Do this
Copy the data that follows, character for character, minus the pictures.

Records from a data collection
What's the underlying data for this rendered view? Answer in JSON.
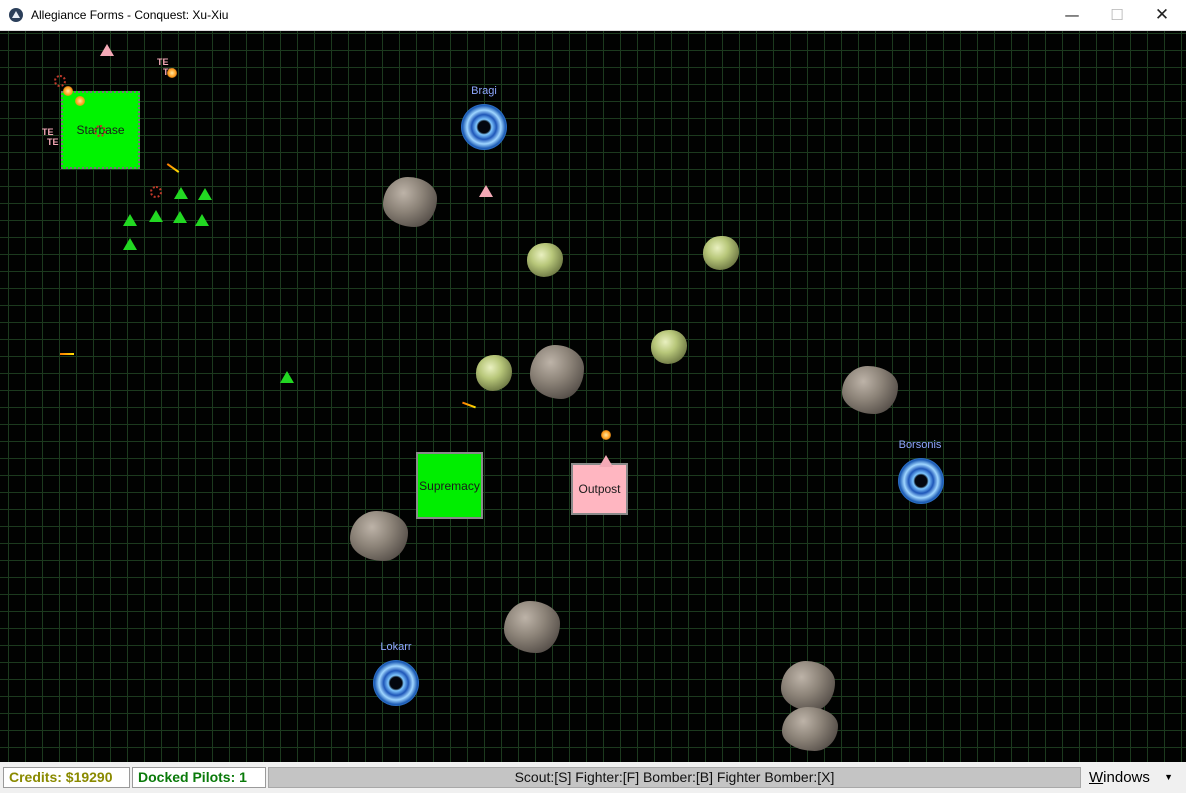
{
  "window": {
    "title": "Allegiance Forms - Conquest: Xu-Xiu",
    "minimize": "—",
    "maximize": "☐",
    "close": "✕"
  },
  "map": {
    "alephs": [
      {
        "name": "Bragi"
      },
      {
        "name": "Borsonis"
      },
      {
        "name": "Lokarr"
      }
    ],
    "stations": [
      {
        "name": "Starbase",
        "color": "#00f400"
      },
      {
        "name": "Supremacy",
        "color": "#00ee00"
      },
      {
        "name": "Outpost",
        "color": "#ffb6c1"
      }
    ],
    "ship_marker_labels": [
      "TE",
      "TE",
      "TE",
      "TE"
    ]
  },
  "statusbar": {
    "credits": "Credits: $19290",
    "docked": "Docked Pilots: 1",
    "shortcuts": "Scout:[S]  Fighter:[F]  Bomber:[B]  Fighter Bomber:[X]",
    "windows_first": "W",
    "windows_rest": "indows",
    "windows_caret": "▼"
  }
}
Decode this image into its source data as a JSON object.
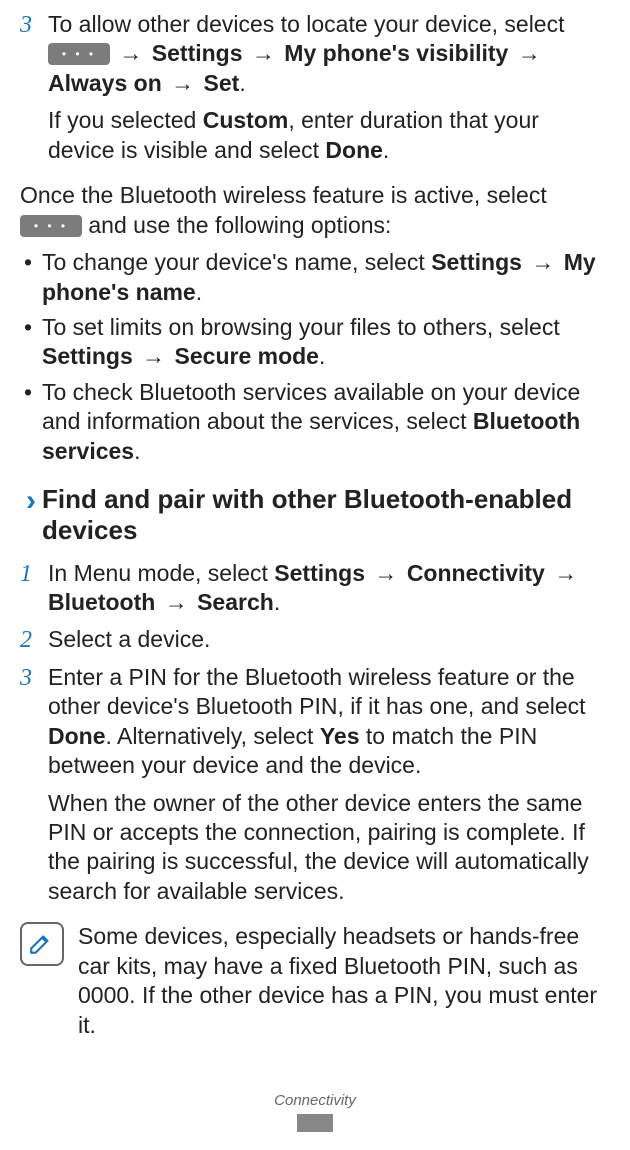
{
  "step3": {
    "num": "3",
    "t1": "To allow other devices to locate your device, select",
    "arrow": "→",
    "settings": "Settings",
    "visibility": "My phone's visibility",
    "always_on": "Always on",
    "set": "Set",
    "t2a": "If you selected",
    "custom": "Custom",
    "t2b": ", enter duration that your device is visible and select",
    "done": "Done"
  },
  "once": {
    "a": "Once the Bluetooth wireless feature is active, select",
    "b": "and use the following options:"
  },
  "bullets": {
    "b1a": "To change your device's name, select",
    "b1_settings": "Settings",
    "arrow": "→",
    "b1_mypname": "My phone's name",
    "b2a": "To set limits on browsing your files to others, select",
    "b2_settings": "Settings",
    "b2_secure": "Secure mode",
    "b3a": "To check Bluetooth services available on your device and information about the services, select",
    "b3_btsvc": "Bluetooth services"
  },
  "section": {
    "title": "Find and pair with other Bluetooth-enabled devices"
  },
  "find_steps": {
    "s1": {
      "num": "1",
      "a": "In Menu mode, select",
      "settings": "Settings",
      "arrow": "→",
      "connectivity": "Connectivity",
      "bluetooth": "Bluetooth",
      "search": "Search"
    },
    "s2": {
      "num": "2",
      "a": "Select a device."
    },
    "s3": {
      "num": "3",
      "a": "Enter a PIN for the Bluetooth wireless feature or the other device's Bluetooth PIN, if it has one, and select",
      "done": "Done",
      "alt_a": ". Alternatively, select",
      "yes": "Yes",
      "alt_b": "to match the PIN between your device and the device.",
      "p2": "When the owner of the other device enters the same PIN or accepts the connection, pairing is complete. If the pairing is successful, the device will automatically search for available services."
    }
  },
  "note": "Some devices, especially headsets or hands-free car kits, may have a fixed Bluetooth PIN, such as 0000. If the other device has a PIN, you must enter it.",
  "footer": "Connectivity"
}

Solved exercise
What's the underlying data for this rendered view? Answer in JSON.
{
  "window": {
    "title": "Allegiance Forms - Conquest: Xu-Xiu",
    "minimize": "—",
    "maximize": "☐",
    "close": "✕"
  },
  "map": {
    "alephs": [
      {
        "name": "Bragi"
      },
      {
        "name": "Borsonis"
      },
      {
        "name": "Lokarr"
      }
    ],
    "stations": [
      {
        "name": "Starbase",
        "color": "#00f400"
      },
      {
        "name": "Supremacy",
        "color": "#00ee00"
      },
      {
        "name": "Outpost",
        "color": "#ffb6c1"
      }
    ],
    "ship_marker_labels": [
      "TE",
      "TE",
      "TE",
      "TE"
    ]
  },
  "statusbar": {
    "credits": "Credits: $19290",
    "docked": "Docked Pilots: 1",
    "shortcuts": "Scout:[S]  Fighter:[F]  Bomber:[B]  Fighter Bomber:[X]",
    "windows_first": "W",
    "windows_rest": "indows",
    "windows_caret": "▼"
  }
}
Decode this image into its source data as a JSON object.
{
  "step3": {
    "num": "3",
    "t1": "To allow other devices to locate your device, select",
    "arrow": "→",
    "settings": "Settings",
    "visibility": "My phone's visibility",
    "always_on": "Always on",
    "set": "Set",
    "t2a": "If you selected",
    "custom": "Custom",
    "t2b": ", enter duration that your device is visible and select",
    "done": "Done"
  },
  "once": {
    "a": "Once the Bluetooth wireless feature is active, select",
    "b": "and use the following options:"
  },
  "bullets": {
    "b1a": "To change your device's name, select",
    "b1_settings": "Settings",
    "arrow": "→",
    "b1_mypname": "My phone's name",
    "b2a": "To set limits on browsing your files to others, select",
    "b2_settings": "Settings",
    "b2_secure": "Secure mode",
    "b3a": "To check Bluetooth services available on your device and information about the services, select",
    "b3_btsvc": "Bluetooth services"
  },
  "section": {
    "title": "Find and pair with other Bluetooth-enabled devices"
  },
  "find_steps": {
    "s1": {
      "num": "1",
      "a": "In Menu mode, select",
      "settings": "Settings",
      "arrow": "→",
      "connectivity": "Connectivity",
      "bluetooth": "Bluetooth",
      "search": "Search"
    },
    "s2": {
      "num": "2",
      "a": "Select a device."
    },
    "s3": {
      "num": "3",
      "a": "Enter a PIN for the Bluetooth wireless feature or the other device's Bluetooth PIN, if it has one, and select",
      "done": "Done",
      "alt_a": ". Alternatively, select",
      "yes": "Yes",
      "alt_b": "to match the PIN between your device and the device.",
      "p2": "When the owner of the other device enters the same PIN or accepts the connection, pairing is complete. If the pairing is successful, the device will automatically search for available services."
    }
  },
  "note": "Some devices, especially headsets or hands-free car kits, may have a fixed Bluetooth PIN, such as 0000. If the other device has a PIN, you must enter it.",
  "footer": "Connectivity"
}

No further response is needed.